Report how many lines in the records hold the string "Product"; give the number and nothing else.
* * * * *
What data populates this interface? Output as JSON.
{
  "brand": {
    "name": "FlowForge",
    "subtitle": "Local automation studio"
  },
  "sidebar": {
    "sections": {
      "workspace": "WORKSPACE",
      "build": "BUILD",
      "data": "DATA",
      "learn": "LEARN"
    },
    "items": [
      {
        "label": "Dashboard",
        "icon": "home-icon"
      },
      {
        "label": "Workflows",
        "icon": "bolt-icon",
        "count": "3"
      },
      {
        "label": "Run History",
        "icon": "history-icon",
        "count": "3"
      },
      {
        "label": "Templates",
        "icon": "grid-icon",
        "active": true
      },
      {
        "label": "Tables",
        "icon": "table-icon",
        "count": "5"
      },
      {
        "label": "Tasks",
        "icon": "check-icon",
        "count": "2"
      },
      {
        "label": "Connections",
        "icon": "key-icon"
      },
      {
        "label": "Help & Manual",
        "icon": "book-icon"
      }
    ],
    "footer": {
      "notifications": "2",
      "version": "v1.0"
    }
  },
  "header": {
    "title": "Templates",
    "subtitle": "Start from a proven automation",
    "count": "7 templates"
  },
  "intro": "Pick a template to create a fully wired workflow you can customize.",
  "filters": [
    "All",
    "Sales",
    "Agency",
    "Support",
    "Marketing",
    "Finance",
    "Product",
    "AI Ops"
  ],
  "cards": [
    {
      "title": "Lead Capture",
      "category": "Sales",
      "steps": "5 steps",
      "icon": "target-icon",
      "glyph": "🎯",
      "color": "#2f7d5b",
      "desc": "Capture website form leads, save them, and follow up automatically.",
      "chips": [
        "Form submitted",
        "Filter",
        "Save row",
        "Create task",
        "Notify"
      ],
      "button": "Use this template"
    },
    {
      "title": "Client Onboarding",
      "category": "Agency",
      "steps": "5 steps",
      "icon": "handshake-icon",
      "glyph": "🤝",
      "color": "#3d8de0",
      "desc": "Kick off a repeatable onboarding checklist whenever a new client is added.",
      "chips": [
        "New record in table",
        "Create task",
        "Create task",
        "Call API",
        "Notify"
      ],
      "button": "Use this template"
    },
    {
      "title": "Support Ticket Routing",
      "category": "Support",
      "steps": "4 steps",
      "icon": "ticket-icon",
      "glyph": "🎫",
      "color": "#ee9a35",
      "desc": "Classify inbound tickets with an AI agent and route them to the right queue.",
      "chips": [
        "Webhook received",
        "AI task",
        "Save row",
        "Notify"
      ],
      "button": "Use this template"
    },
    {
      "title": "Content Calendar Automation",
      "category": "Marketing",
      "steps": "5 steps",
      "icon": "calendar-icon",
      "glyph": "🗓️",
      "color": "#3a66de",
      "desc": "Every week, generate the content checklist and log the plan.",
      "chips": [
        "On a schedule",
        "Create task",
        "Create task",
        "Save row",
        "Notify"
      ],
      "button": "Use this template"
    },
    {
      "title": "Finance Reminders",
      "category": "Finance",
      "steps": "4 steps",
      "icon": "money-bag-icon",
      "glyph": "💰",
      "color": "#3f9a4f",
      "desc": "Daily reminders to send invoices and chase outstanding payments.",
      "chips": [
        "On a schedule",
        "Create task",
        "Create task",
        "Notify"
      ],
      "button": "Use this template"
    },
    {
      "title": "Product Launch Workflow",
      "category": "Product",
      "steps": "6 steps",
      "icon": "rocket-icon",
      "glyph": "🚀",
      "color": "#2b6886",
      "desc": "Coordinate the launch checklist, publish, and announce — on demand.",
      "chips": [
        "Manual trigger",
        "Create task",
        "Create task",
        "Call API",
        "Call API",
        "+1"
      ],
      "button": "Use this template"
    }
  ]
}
* * * * *
__Result of the exercise__.
3